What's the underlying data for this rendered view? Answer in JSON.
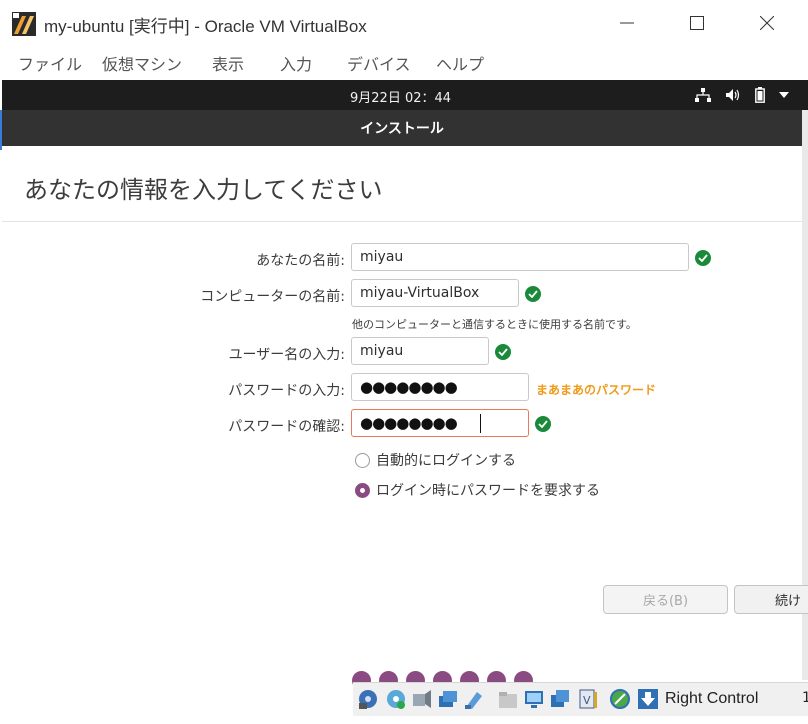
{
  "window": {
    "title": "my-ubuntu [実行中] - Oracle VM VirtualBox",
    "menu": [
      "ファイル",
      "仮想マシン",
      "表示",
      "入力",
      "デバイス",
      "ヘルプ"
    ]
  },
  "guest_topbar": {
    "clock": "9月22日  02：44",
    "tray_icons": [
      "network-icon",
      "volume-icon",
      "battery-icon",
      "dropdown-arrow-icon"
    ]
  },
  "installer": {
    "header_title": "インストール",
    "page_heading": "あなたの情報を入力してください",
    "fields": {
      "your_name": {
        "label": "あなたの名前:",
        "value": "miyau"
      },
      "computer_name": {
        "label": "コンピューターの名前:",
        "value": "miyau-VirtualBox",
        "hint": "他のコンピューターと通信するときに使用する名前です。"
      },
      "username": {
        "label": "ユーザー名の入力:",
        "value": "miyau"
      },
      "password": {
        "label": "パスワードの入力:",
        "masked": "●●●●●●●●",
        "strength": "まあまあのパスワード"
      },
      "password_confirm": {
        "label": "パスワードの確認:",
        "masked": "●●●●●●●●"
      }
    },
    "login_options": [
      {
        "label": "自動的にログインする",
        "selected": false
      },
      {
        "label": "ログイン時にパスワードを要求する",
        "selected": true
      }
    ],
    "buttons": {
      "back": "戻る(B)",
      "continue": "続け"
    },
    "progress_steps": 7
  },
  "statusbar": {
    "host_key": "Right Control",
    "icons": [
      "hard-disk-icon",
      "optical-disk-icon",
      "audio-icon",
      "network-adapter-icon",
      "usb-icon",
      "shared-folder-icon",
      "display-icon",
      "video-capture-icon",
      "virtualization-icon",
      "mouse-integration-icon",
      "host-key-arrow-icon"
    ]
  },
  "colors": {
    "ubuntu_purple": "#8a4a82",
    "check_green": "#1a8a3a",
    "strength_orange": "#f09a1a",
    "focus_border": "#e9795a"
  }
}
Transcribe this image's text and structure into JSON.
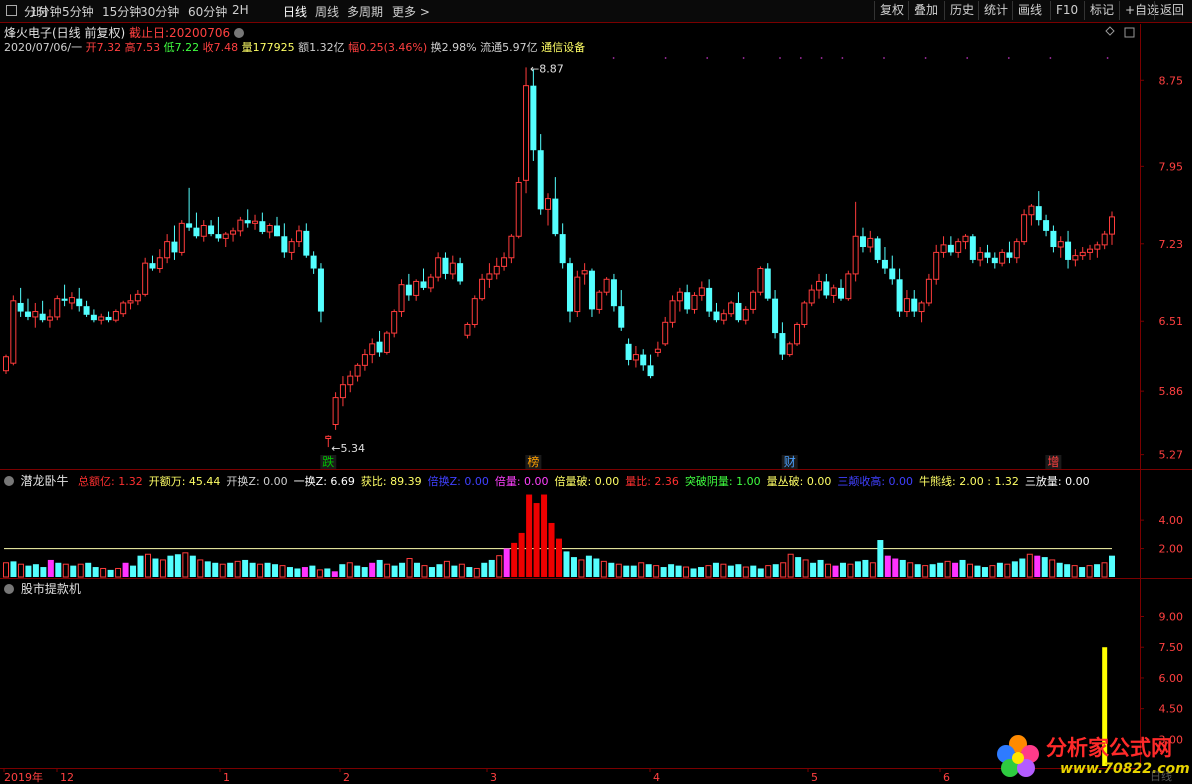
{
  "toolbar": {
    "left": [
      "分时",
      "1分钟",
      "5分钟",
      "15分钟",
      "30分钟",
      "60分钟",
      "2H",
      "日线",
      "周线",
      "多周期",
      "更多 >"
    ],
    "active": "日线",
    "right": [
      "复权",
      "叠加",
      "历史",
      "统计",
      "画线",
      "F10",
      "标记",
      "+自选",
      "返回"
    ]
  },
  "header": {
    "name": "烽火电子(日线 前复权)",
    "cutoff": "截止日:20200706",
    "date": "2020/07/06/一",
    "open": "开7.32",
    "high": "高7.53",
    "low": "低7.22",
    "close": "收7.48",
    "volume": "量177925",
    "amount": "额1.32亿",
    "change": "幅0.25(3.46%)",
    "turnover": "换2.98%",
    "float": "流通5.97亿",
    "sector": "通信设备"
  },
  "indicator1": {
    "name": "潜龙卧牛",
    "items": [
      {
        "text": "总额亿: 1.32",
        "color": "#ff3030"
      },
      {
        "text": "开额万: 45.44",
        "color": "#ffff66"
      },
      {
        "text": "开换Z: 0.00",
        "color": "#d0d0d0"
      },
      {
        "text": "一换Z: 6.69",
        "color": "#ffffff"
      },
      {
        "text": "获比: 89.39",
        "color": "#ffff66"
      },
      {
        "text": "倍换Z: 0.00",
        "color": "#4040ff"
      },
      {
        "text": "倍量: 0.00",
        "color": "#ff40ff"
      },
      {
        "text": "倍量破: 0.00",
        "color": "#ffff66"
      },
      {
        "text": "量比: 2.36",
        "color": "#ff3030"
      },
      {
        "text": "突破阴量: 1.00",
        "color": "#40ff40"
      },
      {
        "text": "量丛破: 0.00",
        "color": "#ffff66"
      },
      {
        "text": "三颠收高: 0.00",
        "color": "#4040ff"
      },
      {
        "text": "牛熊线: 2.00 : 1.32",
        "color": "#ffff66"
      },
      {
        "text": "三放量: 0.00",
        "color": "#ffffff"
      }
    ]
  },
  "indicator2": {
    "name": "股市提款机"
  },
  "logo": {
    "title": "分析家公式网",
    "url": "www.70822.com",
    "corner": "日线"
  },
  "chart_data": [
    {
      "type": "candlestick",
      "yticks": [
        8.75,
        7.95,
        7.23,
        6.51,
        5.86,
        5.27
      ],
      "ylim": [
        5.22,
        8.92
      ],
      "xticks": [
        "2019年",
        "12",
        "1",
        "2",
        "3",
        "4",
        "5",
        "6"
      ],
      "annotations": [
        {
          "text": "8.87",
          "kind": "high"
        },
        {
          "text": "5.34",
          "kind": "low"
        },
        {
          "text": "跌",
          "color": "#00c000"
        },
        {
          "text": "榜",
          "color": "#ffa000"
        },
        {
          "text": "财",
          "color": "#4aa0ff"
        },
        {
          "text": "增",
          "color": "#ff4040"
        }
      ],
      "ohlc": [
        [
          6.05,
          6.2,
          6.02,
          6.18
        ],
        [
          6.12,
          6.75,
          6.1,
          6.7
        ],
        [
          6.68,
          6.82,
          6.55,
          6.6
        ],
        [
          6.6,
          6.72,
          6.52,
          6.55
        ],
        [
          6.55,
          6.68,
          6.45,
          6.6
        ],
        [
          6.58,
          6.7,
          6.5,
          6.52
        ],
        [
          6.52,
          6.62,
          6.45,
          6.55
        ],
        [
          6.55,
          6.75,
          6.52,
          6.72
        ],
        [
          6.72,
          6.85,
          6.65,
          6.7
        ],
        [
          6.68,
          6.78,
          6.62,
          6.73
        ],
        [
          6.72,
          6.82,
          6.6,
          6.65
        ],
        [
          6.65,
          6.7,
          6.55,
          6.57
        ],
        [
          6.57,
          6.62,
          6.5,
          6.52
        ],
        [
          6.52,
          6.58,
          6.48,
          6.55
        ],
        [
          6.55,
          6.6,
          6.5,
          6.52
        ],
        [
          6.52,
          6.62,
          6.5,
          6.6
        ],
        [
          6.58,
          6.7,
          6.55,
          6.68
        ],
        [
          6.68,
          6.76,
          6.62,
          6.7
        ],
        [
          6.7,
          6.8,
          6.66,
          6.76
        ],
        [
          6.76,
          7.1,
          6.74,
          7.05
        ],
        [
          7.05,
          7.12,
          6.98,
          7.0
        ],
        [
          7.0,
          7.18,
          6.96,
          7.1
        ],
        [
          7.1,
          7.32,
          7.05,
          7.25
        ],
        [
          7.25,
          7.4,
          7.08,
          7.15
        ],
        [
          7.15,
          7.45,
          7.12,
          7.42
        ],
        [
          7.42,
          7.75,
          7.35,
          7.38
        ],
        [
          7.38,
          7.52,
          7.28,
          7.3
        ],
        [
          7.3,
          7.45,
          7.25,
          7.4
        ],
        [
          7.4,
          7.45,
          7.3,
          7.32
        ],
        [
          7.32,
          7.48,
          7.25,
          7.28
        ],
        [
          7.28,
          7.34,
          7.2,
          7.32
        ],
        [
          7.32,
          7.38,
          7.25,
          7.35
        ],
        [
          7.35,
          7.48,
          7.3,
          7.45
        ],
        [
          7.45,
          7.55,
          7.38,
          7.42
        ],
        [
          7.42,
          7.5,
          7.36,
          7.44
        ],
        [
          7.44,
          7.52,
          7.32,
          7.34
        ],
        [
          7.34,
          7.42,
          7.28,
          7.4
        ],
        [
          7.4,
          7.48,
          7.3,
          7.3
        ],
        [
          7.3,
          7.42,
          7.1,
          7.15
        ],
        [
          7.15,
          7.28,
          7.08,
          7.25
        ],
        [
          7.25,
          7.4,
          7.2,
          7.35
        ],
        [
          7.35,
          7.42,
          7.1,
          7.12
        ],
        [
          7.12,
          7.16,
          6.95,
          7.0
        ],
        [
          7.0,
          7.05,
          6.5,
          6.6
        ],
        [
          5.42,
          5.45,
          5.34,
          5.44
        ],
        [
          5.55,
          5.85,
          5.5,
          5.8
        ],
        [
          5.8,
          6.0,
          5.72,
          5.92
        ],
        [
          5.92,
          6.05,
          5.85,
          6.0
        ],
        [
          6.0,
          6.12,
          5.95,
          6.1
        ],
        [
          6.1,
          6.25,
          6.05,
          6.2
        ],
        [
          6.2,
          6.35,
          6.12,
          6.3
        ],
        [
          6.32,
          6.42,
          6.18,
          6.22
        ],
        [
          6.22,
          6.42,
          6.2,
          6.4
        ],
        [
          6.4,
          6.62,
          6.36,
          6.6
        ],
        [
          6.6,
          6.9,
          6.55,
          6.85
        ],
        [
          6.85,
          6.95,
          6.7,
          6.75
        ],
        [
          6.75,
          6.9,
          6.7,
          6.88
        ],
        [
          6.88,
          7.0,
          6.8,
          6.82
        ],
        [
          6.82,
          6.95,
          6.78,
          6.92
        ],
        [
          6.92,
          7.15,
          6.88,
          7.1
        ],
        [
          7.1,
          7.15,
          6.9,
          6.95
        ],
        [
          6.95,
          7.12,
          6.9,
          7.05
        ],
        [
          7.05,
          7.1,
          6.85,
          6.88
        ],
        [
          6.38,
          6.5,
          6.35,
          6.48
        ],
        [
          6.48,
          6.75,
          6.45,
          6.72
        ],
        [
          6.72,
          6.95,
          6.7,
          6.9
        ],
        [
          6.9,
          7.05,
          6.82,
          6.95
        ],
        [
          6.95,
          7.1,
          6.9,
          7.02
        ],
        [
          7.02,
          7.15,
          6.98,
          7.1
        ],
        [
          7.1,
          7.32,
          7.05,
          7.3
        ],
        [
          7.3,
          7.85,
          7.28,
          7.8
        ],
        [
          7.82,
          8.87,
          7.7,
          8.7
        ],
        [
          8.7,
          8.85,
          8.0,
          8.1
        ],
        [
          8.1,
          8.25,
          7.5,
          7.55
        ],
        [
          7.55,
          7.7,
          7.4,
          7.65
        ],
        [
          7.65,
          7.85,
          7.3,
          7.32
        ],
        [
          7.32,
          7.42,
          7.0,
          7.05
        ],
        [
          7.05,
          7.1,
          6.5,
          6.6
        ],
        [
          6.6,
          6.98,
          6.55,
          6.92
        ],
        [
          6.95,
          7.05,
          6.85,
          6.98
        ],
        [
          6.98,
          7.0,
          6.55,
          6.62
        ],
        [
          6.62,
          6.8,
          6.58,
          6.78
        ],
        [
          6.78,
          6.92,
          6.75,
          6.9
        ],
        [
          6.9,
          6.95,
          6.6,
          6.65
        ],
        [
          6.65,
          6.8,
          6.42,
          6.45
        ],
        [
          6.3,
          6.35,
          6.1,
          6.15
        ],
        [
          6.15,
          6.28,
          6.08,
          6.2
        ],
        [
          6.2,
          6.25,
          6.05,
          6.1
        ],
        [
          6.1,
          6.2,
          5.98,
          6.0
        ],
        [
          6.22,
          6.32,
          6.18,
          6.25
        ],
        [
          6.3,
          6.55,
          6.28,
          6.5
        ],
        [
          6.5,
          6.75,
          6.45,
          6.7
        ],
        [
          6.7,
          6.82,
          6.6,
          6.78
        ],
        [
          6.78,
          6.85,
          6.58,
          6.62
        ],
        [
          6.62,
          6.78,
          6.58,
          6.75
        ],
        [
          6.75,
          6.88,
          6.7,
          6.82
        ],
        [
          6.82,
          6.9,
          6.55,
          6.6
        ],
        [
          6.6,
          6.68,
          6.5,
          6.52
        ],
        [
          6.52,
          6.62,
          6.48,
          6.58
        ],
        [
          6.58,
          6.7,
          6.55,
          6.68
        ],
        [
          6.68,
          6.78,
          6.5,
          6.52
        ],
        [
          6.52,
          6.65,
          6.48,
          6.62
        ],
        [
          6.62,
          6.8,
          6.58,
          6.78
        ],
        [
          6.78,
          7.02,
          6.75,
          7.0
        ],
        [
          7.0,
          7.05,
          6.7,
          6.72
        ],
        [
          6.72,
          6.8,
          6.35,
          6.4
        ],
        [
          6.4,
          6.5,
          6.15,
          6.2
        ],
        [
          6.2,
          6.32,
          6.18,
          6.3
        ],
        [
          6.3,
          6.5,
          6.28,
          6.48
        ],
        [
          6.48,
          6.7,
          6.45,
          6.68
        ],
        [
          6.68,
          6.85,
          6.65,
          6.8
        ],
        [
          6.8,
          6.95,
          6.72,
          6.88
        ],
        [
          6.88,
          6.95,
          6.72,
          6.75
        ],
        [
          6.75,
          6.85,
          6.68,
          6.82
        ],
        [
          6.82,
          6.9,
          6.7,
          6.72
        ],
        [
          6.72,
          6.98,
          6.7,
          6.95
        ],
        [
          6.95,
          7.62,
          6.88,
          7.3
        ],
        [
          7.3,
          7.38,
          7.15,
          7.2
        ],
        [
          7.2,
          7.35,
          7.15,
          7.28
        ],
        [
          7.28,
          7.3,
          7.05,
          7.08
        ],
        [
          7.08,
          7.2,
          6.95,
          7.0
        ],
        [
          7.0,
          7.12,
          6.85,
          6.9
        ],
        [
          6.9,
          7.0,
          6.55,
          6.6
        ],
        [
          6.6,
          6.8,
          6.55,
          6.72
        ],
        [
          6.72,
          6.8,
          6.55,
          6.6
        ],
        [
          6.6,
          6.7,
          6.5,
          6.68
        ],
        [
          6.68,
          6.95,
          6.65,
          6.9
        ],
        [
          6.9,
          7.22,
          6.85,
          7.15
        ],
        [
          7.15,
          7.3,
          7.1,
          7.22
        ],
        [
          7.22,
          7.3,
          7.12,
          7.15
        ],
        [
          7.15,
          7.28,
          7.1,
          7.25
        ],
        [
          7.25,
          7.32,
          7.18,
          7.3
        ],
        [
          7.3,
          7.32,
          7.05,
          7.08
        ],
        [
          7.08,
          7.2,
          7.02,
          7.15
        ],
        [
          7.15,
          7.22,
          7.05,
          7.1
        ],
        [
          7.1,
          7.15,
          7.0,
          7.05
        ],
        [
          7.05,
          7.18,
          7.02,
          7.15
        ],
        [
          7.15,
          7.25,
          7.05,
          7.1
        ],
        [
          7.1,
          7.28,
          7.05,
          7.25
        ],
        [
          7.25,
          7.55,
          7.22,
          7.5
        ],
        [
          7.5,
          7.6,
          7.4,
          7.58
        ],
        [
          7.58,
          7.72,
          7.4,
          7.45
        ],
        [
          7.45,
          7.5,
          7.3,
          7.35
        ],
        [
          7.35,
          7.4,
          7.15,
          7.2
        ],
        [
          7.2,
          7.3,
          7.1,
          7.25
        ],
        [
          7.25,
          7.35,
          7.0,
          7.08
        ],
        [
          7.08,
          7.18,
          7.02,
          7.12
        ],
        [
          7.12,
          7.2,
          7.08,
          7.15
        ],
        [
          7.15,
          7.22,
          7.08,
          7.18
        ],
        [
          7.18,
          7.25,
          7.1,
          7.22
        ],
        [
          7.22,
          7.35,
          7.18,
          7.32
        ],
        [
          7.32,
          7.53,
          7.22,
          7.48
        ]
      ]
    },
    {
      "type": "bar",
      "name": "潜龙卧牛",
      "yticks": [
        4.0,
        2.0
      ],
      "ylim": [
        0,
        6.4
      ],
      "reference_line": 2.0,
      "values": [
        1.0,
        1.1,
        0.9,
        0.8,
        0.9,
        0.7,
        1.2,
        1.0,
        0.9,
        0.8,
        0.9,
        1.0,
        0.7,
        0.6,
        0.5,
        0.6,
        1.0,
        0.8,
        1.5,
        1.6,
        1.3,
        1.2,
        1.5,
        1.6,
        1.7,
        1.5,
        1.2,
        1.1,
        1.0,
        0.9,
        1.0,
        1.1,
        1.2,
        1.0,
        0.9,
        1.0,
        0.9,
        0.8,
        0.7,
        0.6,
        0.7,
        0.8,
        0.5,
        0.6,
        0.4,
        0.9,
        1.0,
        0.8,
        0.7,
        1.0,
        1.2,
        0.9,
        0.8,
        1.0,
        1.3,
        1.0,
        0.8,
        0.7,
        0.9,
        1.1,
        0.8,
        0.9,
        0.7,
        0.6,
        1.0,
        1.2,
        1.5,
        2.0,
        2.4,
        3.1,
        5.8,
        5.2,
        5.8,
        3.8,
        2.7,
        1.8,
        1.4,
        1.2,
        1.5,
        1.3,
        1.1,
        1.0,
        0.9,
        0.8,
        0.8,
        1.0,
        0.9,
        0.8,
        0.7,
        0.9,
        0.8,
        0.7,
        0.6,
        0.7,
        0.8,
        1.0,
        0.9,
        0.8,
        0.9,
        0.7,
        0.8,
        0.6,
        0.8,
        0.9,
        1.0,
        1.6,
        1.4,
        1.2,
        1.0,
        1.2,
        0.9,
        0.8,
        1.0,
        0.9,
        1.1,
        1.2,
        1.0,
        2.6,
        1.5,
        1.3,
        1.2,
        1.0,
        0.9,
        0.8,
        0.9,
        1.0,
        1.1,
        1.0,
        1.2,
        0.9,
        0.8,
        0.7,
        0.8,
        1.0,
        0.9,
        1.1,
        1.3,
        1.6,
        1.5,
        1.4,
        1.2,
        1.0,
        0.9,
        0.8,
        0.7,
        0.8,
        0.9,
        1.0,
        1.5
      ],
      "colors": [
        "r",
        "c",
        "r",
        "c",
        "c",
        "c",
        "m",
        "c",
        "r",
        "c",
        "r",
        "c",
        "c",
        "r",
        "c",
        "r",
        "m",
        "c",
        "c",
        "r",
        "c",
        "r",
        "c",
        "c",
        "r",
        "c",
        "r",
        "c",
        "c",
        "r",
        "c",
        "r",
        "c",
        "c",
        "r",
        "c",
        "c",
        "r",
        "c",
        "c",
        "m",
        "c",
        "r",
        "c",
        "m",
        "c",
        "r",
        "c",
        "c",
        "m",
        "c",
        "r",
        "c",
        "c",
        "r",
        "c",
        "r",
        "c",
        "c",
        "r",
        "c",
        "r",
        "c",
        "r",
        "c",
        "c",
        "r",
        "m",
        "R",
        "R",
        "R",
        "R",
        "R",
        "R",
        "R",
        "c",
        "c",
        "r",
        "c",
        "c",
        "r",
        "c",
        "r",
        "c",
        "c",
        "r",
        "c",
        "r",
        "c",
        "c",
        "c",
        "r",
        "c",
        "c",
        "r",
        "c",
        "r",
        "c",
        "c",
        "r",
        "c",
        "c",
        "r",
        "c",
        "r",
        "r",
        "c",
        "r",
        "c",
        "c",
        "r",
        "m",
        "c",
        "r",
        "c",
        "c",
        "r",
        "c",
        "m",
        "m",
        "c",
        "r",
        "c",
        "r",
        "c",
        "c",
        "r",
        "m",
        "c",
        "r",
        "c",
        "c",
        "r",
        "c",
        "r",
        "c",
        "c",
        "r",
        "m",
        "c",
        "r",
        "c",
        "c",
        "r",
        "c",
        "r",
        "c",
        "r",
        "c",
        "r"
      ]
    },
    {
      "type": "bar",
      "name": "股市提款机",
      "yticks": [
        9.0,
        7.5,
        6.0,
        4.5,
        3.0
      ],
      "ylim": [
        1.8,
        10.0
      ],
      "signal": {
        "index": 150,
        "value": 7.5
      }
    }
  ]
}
########
• SHORT TASK: Pull out every line of the entries that includes the word "JSON".

• FINAL ANSWER:
What's the underlying data for this rendered view? Answer in JSON.
Transcribe this image's text and structure into JSON.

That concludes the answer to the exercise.